### What to work on
Copy out the data below verbatim.

(Excerpt from a dataset)
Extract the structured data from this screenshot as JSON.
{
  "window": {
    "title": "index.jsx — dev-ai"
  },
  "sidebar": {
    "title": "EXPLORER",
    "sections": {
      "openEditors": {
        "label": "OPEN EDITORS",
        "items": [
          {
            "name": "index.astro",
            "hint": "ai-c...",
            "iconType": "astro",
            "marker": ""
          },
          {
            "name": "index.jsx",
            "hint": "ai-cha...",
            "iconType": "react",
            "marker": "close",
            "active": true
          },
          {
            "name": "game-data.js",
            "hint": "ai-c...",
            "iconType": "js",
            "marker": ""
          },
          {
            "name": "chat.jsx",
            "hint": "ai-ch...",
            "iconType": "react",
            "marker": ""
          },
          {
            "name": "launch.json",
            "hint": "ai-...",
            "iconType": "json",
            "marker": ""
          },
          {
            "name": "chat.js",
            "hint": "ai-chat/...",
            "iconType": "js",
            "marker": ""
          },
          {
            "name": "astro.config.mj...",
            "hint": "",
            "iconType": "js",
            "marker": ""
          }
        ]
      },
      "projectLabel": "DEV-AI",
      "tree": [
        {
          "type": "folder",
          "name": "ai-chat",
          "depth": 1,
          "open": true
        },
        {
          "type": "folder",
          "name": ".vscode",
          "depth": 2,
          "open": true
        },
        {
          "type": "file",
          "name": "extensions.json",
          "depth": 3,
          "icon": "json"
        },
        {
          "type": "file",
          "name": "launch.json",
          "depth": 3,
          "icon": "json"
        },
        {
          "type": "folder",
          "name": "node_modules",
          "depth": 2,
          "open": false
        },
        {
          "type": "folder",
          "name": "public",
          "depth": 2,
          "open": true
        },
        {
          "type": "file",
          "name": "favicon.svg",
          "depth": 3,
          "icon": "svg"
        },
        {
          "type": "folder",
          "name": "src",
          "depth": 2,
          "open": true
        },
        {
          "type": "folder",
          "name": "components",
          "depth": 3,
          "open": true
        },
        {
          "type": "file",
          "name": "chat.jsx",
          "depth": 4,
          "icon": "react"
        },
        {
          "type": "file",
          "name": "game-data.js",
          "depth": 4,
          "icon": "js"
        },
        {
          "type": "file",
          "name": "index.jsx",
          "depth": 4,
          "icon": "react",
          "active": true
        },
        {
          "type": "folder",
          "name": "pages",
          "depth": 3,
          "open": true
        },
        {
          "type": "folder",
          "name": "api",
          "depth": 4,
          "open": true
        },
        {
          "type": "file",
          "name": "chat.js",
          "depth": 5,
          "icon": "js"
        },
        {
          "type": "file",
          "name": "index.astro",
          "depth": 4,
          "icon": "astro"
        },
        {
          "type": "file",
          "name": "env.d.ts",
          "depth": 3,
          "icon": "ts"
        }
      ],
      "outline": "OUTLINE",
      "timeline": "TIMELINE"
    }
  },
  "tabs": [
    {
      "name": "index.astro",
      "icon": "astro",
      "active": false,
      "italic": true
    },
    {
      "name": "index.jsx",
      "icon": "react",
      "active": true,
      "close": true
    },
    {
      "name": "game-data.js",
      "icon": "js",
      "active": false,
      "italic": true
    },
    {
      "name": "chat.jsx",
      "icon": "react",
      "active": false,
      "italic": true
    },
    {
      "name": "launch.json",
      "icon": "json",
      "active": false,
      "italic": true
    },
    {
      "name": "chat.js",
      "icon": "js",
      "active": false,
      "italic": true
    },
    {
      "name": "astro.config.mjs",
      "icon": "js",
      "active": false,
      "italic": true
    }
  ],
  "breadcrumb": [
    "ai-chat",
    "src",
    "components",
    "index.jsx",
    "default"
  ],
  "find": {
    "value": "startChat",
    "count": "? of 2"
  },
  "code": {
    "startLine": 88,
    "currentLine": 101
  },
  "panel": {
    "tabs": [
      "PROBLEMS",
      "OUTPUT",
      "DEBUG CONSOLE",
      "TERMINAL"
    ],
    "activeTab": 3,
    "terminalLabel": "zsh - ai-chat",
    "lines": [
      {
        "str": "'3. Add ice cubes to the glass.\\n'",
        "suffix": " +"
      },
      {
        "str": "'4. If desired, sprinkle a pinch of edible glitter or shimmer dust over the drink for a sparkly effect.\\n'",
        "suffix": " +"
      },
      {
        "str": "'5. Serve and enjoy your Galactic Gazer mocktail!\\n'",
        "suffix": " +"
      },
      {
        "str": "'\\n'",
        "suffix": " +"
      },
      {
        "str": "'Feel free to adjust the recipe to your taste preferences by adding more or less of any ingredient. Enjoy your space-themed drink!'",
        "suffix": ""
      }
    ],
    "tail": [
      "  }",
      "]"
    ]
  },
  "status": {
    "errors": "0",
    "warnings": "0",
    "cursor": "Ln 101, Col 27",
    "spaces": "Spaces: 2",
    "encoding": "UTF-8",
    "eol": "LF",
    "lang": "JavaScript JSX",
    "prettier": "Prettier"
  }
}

### Answer to this problem
Extract the structured data from this screenshot as JSON.
{
  "window": {
    "title": "index.jsx — dev-ai"
  },
  "sidebar": {
    "title": "EXPLORER",
    "sections": {
      "openEditors": {
        "label": "OPEN EDITORS",
        "items": [
          {
            "name": "index.astro",
            "hint": "ai-c...",
            "iconType": "astro",
            "marker": ""
          },
          {
            "name": "index.jsx",
            "hint": "ai-cha...",
            "iconType": "react",
            "marker": "close",
            "active": true
          },
          {
            "name": "game-data.js",
            "hint": "ai-c...",
            "iconType": "js",
            "marker": ""
          },
          {
            "name": "chat.jsx",
            "hint": "ai-ch...",
            "iconType": "react",
            "marker": ""
          },
          {
            "name": "launch.json",
            "hint": "ai-...",
            "iconType": "json",
            "marker": ""
          },
          {
            "name": "chat.js",
            "hint": "ai-chat/...",
            "iconType": "js",
            "marker": ""
          },
          {
            "name": "astro.config.mj...",
            "hint": "",
            "iconType": "js",
            "marker": ""
          }
        ]
      },
      "projectLabel": "DEV-AI",
      "tree": [
        {
          "type": "folder",
          "name": "ai-chat",
          "depth": 1,
          "open": true
        },
        {
          "type": "folder",
          "name": ".vscode",
          "depth": 2,
          "open": true
        },
        {
          "type": "file",
          "name": "extensions.json",
          "depth": 3,
          "icon": "json"
        },
        {
          "type": "file",
          "name": "launch.json",
          "depth": 3,
          "icon": "json"
        },
        {
          "type": "folder",
          "name": "node_modules",
          "depth": 2,
          "open": false
        },
        {
          "type": "folder",
          "name": "public",
          "depth": 2,
          "open": true
        },
        {
          "type": "file",
          "name": "favicon.svg",
          "depth": 3,
          "icon": "svg"
        },
        {
          "type": "folder",
          "name": "src",
          "depth": 2,
          "open": true
        },
        {
          "type": "folder",
          "name": "components",
          "depth": 3,
          "open": true
        },
        {
          "type": "file",
          "name": "chat.jsx",
          "depth": 4,
          "icon": "react"
        },
        {
          "type": "file",
          "name": "game-data.js",
          "depth": 4,
          "icon": "js"
        },
        {
          "type": "file",
          "name": "index.jsx",
          "depth": 4,
          "icon": "react",
          "active": true
        },
        {
          "type": "folder",
          "name": "pages",
          "depth": 3,
          "open": true
        },
        {
          "type": "folder",
          "name": "api",
          "depth": 4,
          "open": true
        },
        {
          "type": "file",
          "name": "chat.js",
          "depth": 5,
          "icon": "js"
        },
        {
          "type": "file",
          "name": "index.astro",
          "depth": 4,
          "icon": "astro"
        },
        {
          "type": "file",
          "name": "env.d.ts",
          "depth": 3,
          "icon": "ts"
        }
      ],
      "outline": "OUTLINE",
      "timeline": "TIMELINE"
    }
  },
  "tabs": [
    {
      "name": "index.astro",
      "icon": "astro",
      "active": false,
      "italic": true
    },
    {
      "name": "index.jsx",
      "icon": "react",
      "active": true,
      "close": true
    },
    {
      "name": "game-data.js",
      "icon": "js",
      "active": false,
      "italic": true
    },
    {
      "name": "chat.jsx",
      "icon": "react",
      "active": false,
      "italic": true
    },
    {
      "name": "launch.json",
      "icon": "json",
      "active": false,
      "italic": true
    },
    {
      "name": "chat.js",
      "icon": "js",
      "active": false,
      "italic": true
    },
    {
      "name": "astro.config.mjs",
      "icon": "js",
      "active": false,
      "italic": true
    }
  ],
  "breadcrumb": [
    "ai-chat",
    "src",
    "components",
    "index.jsx",
    "default"
  ],
  "find": {
    "value": "startChat",
    "count": "? of 2"
  },
  "code": {
    "startLine": 88,
    "currentLine": 101
  },
  "panel": {
    "tabs": [
      "PROBLEMS",
      "OUTPUT",
      "DEBUG CONSOLE",
      "TERMINAL"
    ],
    "activeTab": 3,
    "terminalLabel": "zsh - ai-chat",
    "lines": [
      {
        "str": "'3. Add ice cubes to the glass.\\n'",
        "suffix": " +"
      },
      {
        "str": "'4. If desired, sprinkle a pinch of edible glitter or shimmer dust over the drink for a sparkly effect.\\n'",
        "suffix": " +"
      },
      {
        "str": "'5. Serve and enjoy your Galactic Gazer mocktail!\\n'",
        "suffix": " +"
      },
      {
        "str": "'\\n'",
        "suffix": " +"
      },
      {
        "str": "'Feel free to adjust the recipe to your taste preferences by adding more or less of any ingredient. Enjoy your space-themed drink!'",
        "suffix": ""
      }
    ],
    "tail": [
      "  }",
      "]"
    ]
  },
  "status": {
    "errors": "0",
    "warnings": "0",
    "cursor": "Ln 101, Col 27",
    "spaces": "Spaces: 2",
    "encoding": "UTF-8",
    "eol": "LF",
    "lang": "JavaScript JSX",
    "prettier": "Prettier"
  }
}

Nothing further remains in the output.